(Records that describe figures)
________

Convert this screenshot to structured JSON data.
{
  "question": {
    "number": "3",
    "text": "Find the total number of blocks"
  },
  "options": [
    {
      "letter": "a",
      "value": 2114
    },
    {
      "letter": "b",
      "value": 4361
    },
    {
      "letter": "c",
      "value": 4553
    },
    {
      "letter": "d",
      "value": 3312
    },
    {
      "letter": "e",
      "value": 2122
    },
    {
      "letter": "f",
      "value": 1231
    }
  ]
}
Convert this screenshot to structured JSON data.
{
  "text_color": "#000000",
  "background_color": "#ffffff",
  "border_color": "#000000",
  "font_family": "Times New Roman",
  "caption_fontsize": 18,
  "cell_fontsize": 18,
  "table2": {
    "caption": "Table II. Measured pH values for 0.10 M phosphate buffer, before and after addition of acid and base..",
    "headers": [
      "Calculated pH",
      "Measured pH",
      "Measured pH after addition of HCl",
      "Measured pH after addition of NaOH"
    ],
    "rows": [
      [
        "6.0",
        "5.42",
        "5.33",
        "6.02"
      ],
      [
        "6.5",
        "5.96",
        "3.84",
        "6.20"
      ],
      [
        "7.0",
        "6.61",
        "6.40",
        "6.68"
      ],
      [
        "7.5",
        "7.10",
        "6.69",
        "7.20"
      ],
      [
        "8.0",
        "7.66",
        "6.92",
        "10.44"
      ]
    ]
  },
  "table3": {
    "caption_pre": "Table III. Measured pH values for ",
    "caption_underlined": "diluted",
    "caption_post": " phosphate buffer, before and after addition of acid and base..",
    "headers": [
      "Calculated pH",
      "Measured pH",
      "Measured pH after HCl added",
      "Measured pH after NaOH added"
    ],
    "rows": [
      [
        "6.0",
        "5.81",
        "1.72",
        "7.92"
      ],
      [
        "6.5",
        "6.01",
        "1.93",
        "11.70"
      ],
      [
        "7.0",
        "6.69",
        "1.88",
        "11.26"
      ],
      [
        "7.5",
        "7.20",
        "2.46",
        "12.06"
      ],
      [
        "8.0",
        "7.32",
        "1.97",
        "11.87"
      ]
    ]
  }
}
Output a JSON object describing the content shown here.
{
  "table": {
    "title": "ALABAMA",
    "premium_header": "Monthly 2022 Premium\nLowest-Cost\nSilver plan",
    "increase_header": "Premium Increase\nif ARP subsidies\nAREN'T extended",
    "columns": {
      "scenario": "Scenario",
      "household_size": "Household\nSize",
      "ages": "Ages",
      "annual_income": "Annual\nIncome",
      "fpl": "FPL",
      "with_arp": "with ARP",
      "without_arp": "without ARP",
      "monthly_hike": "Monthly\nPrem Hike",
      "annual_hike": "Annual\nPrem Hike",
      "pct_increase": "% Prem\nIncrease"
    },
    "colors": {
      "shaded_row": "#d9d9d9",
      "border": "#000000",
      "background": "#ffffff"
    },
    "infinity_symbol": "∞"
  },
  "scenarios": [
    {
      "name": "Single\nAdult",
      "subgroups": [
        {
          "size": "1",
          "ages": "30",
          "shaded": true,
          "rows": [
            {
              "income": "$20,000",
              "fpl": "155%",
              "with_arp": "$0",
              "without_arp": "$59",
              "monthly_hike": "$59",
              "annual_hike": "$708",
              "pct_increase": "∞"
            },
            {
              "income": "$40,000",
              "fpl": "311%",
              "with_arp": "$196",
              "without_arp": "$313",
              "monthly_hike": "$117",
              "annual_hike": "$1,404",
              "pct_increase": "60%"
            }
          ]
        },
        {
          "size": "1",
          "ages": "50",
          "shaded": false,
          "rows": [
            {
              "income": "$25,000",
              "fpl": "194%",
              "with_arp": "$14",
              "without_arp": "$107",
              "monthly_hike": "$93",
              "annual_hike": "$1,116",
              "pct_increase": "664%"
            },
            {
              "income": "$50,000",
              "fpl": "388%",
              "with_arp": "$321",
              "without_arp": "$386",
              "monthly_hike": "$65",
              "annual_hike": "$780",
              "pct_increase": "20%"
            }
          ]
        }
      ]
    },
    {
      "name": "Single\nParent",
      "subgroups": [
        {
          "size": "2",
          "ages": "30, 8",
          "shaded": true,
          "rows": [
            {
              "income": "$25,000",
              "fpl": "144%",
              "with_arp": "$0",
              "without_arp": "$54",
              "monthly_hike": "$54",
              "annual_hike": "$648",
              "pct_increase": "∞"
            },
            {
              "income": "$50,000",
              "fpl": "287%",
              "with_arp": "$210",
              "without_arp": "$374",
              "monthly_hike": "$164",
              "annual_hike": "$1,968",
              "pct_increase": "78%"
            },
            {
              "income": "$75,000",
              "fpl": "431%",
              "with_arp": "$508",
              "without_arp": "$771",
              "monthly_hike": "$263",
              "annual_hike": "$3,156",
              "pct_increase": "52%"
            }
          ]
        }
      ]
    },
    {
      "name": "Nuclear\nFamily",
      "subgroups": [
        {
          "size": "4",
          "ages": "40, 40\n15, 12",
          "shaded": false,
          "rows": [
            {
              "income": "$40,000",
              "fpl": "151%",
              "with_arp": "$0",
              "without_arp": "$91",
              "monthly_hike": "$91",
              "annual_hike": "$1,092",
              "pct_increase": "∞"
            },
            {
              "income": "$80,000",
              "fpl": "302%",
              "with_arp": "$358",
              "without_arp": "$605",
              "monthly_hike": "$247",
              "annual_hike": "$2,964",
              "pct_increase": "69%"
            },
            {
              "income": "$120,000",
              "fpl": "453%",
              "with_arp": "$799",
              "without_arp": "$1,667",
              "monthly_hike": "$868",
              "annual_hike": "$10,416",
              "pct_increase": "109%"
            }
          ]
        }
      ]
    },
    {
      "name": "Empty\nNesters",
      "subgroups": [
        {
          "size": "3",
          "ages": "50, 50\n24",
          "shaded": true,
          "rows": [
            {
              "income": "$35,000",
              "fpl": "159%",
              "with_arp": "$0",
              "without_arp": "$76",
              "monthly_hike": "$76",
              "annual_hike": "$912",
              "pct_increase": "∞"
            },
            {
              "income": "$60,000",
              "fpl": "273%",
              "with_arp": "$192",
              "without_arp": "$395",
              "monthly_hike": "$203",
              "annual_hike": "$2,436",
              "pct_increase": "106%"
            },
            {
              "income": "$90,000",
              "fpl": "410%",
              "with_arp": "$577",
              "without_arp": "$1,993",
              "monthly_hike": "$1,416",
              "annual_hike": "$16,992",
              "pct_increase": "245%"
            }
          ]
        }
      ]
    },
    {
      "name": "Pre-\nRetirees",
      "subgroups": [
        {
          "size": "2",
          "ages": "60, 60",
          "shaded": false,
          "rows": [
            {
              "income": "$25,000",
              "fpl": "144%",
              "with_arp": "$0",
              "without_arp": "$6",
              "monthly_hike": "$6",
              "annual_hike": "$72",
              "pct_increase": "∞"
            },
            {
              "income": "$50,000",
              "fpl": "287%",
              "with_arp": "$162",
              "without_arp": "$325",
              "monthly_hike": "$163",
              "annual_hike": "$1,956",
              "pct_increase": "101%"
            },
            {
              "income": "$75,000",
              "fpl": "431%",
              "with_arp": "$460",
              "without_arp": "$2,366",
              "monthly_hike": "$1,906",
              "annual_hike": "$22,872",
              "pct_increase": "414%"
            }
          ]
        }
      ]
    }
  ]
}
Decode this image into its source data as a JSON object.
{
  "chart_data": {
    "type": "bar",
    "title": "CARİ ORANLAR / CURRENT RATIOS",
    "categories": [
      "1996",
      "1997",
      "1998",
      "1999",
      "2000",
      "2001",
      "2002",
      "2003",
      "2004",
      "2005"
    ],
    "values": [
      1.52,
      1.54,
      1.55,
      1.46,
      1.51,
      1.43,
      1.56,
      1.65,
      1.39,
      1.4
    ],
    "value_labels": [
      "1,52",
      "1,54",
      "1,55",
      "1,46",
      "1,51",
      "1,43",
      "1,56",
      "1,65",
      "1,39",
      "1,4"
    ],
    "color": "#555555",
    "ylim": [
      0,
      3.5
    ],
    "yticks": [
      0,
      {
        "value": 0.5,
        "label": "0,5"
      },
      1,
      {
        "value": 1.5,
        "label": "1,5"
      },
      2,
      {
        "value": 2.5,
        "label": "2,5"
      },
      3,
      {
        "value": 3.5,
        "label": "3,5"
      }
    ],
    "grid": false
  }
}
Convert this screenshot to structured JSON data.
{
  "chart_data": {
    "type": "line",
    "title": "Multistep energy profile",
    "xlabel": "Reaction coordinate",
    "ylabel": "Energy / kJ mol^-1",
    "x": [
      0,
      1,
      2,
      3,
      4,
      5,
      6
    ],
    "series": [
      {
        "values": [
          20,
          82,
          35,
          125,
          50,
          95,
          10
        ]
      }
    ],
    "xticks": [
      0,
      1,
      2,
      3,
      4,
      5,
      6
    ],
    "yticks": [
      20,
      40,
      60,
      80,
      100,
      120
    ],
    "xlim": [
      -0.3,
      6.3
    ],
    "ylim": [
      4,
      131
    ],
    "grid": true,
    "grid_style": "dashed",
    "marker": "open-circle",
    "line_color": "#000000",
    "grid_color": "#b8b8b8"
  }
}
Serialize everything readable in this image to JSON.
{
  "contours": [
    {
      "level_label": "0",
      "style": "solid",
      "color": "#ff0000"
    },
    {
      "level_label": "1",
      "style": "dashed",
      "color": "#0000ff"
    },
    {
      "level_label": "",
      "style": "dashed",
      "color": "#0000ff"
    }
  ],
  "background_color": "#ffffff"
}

________

Exercise instructions →
Gather each line of the listing that holds the string "before".

Response →
    "caption": "Table II. Measured pH values for 0.10 M phosphate buffer, before and after addition of acid and base..",
    "caption_post": " phosphate buffer, before and after addition of acid and base..",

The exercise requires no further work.